- [Your instructions] Turn all of the material below into a Markdown table with two columns, Row and Line, giving each non-blank line its own numbered row. Leave the pictures out of your answer.

- [Raw data]
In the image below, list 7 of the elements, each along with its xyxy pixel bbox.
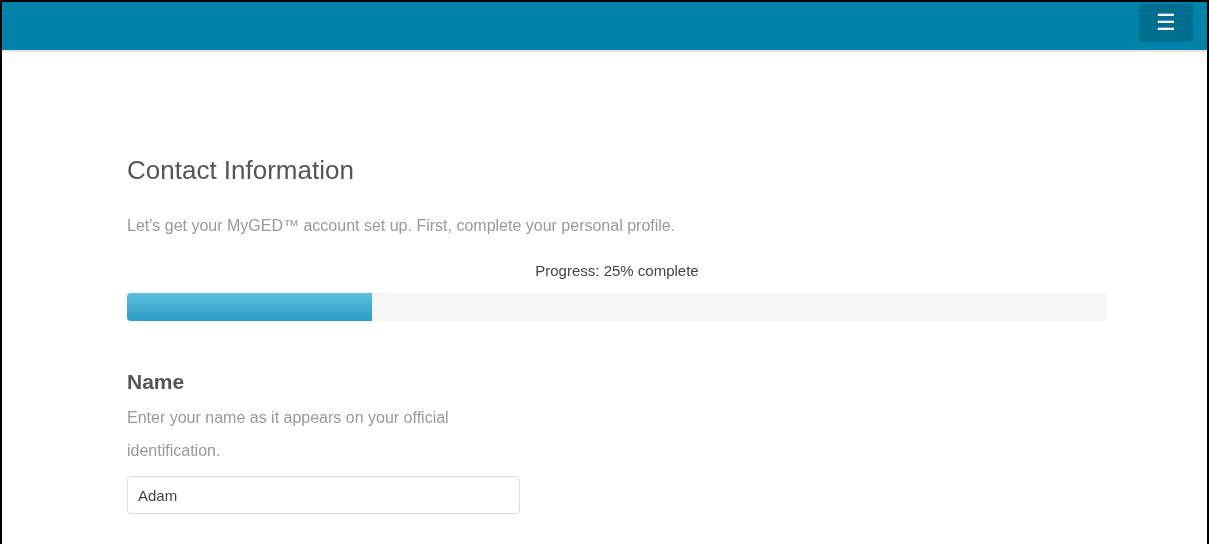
page-title: Contact Information bbox=[127, 154, 355, 186]
progress-label: Progress: 25% complete bbox=[534, 261, 700, 281]
section-heading: Name bbox=[127, 369, 186, 395]
menu-button[interactable]: ☰ bbox=[1139, 4, 1193, 42]
name-field[interactable]: Adam bbox=[127, 476, 520, 514]
intro-text: Let's get your MyGED™ account set up. First, complete your personal profile. bbox=[127, 216, 677, 236]
hint-text: Enter your name as it appears on your official identification. bbox=[127, 408, 450, 461]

- [Task result]
| Row | Line |
|---|---|
| 1 | In the image below, list 7 of the elements, each along with its xyxy pixel bbox. |
| 2 | page-title: Contact Information bbox=[127, 154, 355, 186] |
| 3 | progress-label: Progress: 25% complete bbox=[534, 261, 700, 281] |
| 4 | section-heading: Name bbox=[127, 369, 186, 395] |
| 5 | menu-button[interactable]: ☰ bbox=[1139, 4, 1193, 42] |
| 6 | name-field[interactable]: Adam bbox=[127, 476, 520, 514] |
| 7 | intro-text: Let's get your MyGED™ account set up. First, complete your personal profile. bbox=[127, 216, 677, 236] |
| 8 | hint-text: Enter your name as it appears on your official identification. bbox=[127, 408, 450, 461] |